-- start Input --

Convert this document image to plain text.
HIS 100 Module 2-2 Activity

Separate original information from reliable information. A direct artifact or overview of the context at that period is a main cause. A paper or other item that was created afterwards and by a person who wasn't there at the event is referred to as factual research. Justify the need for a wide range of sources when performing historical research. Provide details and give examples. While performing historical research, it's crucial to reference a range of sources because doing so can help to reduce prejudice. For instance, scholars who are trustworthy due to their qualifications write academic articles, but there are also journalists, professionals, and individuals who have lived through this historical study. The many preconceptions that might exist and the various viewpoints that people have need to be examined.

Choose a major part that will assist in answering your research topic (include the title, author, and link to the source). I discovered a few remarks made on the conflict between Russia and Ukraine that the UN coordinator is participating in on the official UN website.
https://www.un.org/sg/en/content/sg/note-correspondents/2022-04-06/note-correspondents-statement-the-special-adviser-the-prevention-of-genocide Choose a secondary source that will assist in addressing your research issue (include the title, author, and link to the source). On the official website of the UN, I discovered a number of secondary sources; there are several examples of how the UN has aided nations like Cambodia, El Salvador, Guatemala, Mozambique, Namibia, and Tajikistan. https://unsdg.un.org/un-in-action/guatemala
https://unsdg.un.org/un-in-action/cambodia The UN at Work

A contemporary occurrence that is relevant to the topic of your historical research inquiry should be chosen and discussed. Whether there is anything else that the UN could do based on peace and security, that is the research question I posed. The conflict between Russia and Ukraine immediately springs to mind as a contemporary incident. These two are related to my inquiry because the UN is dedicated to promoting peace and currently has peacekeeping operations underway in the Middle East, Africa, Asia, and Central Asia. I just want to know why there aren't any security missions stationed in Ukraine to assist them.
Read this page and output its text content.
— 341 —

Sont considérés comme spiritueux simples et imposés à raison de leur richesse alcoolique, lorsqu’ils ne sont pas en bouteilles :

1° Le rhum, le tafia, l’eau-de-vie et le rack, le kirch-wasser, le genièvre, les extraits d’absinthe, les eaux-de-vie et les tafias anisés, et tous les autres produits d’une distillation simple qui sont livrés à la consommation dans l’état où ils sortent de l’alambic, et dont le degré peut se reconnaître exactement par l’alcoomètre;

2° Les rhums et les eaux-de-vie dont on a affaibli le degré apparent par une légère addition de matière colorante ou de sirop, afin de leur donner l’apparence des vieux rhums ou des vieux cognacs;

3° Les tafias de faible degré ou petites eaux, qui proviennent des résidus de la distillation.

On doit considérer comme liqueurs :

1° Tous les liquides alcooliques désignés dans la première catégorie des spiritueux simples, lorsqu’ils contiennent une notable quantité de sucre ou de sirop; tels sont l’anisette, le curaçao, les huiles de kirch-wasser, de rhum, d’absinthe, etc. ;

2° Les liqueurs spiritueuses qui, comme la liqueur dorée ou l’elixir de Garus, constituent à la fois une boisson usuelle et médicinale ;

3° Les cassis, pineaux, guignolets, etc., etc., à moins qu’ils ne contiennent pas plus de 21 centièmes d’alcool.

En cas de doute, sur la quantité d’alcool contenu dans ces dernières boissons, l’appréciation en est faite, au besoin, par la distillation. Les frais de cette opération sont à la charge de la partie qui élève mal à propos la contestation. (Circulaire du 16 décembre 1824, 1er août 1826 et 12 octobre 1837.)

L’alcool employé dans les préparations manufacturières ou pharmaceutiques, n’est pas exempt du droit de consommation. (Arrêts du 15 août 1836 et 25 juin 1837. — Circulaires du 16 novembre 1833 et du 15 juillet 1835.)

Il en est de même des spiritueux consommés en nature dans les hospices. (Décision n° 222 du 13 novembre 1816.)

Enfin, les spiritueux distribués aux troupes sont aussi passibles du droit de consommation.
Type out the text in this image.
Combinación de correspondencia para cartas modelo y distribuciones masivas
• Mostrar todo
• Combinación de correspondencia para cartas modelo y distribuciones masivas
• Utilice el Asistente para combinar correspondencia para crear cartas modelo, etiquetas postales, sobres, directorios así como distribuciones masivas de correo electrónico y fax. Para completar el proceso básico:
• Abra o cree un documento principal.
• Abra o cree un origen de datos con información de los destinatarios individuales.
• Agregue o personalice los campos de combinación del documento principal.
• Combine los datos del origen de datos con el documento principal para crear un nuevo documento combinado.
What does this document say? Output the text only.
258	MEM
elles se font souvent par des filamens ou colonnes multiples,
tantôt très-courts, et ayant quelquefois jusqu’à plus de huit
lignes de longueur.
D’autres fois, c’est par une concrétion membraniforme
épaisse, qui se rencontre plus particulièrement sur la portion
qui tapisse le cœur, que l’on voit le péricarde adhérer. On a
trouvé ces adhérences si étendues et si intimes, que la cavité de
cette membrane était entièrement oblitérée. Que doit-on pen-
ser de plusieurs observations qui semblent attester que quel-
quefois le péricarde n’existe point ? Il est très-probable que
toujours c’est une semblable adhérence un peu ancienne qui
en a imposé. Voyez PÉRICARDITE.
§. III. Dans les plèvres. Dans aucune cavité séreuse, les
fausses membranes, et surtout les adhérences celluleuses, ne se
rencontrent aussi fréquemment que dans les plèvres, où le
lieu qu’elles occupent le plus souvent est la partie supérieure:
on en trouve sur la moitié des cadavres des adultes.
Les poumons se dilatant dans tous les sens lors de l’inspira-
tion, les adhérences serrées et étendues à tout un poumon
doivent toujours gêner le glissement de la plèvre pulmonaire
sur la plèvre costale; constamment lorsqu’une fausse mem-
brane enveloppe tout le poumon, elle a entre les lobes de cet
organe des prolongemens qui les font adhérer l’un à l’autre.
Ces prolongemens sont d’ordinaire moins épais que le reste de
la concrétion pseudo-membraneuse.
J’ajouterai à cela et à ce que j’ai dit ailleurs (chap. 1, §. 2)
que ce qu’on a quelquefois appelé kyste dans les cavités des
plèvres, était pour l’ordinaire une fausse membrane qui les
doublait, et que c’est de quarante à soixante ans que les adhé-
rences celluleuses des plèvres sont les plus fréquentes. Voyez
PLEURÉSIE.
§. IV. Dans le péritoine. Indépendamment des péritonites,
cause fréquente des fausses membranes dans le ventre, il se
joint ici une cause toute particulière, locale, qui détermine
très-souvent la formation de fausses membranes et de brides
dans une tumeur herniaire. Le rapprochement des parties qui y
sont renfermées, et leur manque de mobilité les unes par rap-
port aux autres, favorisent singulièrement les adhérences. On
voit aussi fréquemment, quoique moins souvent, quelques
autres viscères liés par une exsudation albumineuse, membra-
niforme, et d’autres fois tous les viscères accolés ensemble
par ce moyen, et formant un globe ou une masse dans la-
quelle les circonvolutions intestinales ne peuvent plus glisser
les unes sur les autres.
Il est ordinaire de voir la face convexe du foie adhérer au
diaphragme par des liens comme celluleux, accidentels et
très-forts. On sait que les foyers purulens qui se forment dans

-- end Input --

- Exercise brief -
Filter the entries down to the lines with the word "sources" in them.

- Solved exercise -
Separate original information from reliable information. A direct artifact or overview of the context at that period is a main cause. A paper or other item that was created afterwards and by a person who wasn't there at the event is referred to as factual research. Justify the need for a wide range of sources when performing historical research. Provide details and give examples. While performing historical research, it's crucial to reference a range of sources because doing so can help to reduce prejudice. For instance, scholars who are trustworthy due to their qualifications write academic articles, but there are also journalists, professionals, and individuals who have lived through this historical study. The many preconceptions that might exist and the various viewpoints that people have need to be examined.
https://www.un.org/sg/en/content/sg/note-correspondents/2022-04-06/note-correspondents-statement-the-special-adviser-the-prevention-of-genocide Choose a secondary source that will assist in addressing your research issue (include the title, author, and link to the source). On the official website of the UN, I discovered a number of secondary sources; there are several examples of how the UN has aided nations like Cambodia, El Salvador, Guatemala, Mozambique, Namibia, and Tajikistan. https://unsdg.un.org/un-in-action/guatemala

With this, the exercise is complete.